— BEGIN Task data —
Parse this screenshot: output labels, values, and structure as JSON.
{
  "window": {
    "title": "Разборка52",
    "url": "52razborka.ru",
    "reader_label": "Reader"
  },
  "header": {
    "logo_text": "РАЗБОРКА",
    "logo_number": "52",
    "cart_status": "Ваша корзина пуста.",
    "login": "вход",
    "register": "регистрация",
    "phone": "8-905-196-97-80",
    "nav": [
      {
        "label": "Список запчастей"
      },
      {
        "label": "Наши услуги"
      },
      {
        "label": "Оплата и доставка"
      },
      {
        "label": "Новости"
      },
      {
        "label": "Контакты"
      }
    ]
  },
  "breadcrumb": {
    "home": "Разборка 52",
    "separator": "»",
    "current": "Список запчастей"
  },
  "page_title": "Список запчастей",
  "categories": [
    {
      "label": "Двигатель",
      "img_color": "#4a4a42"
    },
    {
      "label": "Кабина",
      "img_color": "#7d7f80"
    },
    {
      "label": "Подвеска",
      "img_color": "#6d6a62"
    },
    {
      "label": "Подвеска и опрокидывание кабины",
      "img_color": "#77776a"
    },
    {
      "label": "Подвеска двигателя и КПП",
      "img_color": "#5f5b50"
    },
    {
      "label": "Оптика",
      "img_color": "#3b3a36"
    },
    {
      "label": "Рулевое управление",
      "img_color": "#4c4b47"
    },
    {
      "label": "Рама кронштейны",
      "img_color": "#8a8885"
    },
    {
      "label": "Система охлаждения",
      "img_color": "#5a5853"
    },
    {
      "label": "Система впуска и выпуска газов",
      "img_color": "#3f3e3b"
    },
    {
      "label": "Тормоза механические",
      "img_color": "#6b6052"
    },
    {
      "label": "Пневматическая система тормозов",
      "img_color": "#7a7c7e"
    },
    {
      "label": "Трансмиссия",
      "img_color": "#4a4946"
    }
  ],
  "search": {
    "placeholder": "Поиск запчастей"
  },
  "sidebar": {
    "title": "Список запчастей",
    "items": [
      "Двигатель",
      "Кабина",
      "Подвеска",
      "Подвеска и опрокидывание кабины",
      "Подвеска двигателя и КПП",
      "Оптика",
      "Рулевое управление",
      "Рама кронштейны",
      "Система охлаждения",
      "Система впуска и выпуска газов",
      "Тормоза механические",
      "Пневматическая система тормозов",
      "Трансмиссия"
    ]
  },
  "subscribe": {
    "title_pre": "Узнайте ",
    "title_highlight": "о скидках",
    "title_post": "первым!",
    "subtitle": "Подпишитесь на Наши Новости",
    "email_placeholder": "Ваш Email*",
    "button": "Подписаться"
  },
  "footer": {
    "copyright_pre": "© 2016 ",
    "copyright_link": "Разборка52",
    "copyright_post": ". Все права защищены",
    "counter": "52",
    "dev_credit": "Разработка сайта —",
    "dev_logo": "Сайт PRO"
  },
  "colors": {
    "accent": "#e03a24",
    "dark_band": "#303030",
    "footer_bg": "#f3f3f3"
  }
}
— END Task data —
Collect the complete line wherever the string "Тормоза" appears in the records.

      "label": "Тормоза механические",
      "Тормоза механические",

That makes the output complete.